• [TASK BRIEF] Reproduce every line of the entries below verbatim, preserving every character and the original line order.

# # # # # # #

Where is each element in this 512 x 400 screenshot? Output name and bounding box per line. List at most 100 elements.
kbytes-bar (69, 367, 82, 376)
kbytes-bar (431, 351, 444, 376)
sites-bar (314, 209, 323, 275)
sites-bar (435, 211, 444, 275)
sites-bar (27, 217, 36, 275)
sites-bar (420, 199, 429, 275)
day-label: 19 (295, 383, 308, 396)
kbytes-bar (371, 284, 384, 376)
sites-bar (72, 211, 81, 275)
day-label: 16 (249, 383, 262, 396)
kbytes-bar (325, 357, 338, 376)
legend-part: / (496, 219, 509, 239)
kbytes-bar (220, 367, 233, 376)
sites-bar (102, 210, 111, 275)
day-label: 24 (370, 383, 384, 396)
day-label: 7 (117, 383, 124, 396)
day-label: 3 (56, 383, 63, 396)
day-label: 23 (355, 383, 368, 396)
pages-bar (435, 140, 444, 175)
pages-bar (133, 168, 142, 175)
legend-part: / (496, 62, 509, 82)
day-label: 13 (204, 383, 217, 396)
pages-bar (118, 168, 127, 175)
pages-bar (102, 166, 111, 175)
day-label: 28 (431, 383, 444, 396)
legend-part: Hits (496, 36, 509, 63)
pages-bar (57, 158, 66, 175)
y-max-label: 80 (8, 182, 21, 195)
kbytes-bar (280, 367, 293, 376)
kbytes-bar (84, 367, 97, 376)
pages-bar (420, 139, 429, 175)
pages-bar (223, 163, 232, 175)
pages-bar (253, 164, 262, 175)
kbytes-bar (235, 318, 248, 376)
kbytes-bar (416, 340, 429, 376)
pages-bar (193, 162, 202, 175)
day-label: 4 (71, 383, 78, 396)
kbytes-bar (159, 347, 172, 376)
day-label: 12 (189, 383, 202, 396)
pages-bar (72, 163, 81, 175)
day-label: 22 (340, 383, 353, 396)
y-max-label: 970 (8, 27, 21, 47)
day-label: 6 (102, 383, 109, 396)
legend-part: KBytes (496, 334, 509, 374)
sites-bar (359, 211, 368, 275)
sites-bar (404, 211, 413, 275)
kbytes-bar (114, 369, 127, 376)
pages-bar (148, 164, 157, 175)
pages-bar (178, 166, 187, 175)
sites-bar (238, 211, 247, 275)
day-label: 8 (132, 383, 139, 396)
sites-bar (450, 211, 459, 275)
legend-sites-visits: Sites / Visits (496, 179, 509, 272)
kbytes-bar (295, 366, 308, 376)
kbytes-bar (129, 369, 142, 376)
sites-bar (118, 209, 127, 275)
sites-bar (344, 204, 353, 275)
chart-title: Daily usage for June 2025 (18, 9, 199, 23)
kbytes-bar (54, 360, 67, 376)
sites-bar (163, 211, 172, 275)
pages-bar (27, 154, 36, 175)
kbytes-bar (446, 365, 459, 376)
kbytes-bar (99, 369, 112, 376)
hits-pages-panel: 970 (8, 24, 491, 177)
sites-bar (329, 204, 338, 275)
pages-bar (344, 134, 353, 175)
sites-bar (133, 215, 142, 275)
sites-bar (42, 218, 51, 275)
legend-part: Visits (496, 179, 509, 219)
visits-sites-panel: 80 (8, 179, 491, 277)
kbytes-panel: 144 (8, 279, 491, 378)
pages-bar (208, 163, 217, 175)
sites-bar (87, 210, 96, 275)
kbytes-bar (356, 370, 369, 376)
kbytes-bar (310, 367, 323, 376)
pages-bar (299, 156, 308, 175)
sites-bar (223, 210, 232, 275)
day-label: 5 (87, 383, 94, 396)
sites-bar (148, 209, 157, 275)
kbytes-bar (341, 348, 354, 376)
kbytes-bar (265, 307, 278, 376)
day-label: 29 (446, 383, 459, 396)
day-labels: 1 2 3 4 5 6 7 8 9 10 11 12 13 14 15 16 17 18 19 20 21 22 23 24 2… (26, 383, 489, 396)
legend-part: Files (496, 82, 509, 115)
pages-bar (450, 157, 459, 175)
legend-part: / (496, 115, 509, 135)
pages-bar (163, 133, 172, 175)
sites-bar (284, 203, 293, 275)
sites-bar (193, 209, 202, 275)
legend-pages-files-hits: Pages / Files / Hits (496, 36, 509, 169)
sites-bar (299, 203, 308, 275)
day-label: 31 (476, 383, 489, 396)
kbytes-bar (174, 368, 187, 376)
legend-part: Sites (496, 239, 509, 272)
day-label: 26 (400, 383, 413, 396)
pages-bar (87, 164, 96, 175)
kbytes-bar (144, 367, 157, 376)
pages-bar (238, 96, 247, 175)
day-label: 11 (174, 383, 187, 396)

# # # # # # #

• [RESPONSE]
Where is each element in this 512 x 400 screenshot? Output name and bounding box per line. List at most 100 elements.
kbytes-bar (69, 367, 82, 376)
kbytes-bar (431, 351, 444, 376)
sites-bar (314, 209, 323, 275)
sites-bar (435, 211, 444, 275)
sites-bar (27, 217, 36, 275)
sites-bar (420, 199, 429, 275)
day-label: 19 (295, 383, 308, 396)
kbytes-bar (371, 284, 384, 376)
sites-bar (72, 211, 81, 275)
day-label: 16 (249, 383, 262, 396)
kbytes-bar (325, 357, 338, 376)
legend-part: / (496, 219, 509, 239)
kbytes-bar (220, 367, 233, 376)
sites-bar (102, 210, 111, 275)
day-label: 24 (370, 383, 384, 396)
day-label: 7 (117, 383, 124, 396)
day-label: 3 (56, 383, 63, 396)
day-label: 23 (355, 383, 368, 396)
pages-bar (435, 140, 444, 175)
pages-bar (133, 168, 142, 175)
legend-part: / (496, 62, 509, 82)
day-label: 13 (204, 383, 217, 396)
pages-bar (118, 168, 127, 175)
pages-bar (102, 166, 111, 175)
day-label: 28 (431, 383, 444, 396)
legend-part: Hits (496, 36, 509, 63)
pages-bar (57, 158, 66, 175)
y-max-label: 80 (8, 182, 21, 195)
kbytes-bar (280, 367, 293, 376)
kbytes-bar (84, 367, 97, 376)
pages-bar (420, 139, 429, 175)
pages-bar (223, 163, 232, 175)
pages-bar (253, 164, 262, 175)
kbytes-bar (235, 318, 248, 376)
kbytes-bar (416, 340, 429, 376)
pages-bar (193, 162, 202, 175)
day-label: 4 (71, 383, 78, 396)
kbytes-bar (159, 347, 172, 376)
day-label: 12 (189, 383, 202, 396)
pages-bar (72, 163, 81, 175)
day-label: 22 (340, 383, 353, 396)
y-max-label: 970 (8, 27, 21, 47)
day-label: 6 (102, 383, 109, 396)
legend-part: KBytes (496, 334, 509, 374)
sites-bar (359, 211, 368, 275)
sites-bar (404, 211, 413, 275)
kbytes-bar (114, 369, 127, 376)
pages-bar (148, 164, 157, 175)
pages-bar (178, 166, 187, 175)
sites-bar (238, 211, 247, 275)
day-label: 8 (132, 383, 139, 396)
sites-bar (450, 211, 459, 275)
legend-sites-visits: Sites / Visits (496, 179, 509, 272)
kbytes-bar (295, 366, 308, 376)
kbytes-bar (129, 369, 142, 376)
sites-bar (118, 209, 127, 275)
sites-bar (344, 204, 353, 275)
chart-title: Daily usage for June 2025 (18, 9, 199, 23)
kbytes-bar (54, 360, 67, 376)
sites-bar (163, 211, 172, 275)
pages-bar (27, 154, 36, 175)
kbytes-bar (446, 365, 459, 376)
kbytes-bar (99, 369, 112, 376)
hits-pages-panel: 970 (8, 24, 491, 177)
sites-bar (329, 204, 338, 275)
pages-bar (344, 134, 353, 175)
sites-bar (133, 215, 142, 275)
sites-bar (42, 218, 51, 275)
legend-part: Visits (496, 179, 509, 219)
visits-sites-panel: 80 (8, 179, 491, 277)
kbytes-panel: 144 (8, 279, 491, 378)
pages-bar (208, 163, 217, 175)
sites-bar (87, 210, 96, 275)
kbytes-bar (356, 370, 369, 376)
kbytes-bar (310, 367, 323, 376)
pages-bar (299, 156, 308, 175)
sites-bar (223, 210, 232, 275)
day-label: 5 (87, 383, 94, 396)
sites-bar (148, 209, 157, 275)
kbytes-bar (341, 348, 354, 376)
kbytes-bar (265, 307, 278, 376)
day-label: 29 (446, 383, 459, 396)
day-labels: 1 2 3 4 5 6 7 8 9 10 11 12 13 14 15 16 17 18 19 20 21 22 23 24 2… (26, 383, 489, 396)
legend-part: Files (496, 82, 509, 115)
pages-bar (450, 157, 459, 175)
legend-part: / (496, 115, 509, 135)
pages-bar (163, 133, 172, 175)
sites-bar (284, 203, 293, 275)
sites-bar (193, 209, 202, 275)
legend-pages-files-hits: Pages / Files / Hits (496, 36, 509, 169)
sites-bar (299, 203, 308, 275)
day-label: 31 (476, 383, 489, 396)
kbytes-bar (174, 368, 187, 376)
legend-part: Sites (496, 239, 509, 272)
day-label: 26 (400, 383, 413, 396)
pages-bar (87, 164, 96, 175)
kbytes-bar (144, 367, 157, 376)
pages-bar (238, 96, 247, 175)
day-label: 11 (174, 383, 187, 396)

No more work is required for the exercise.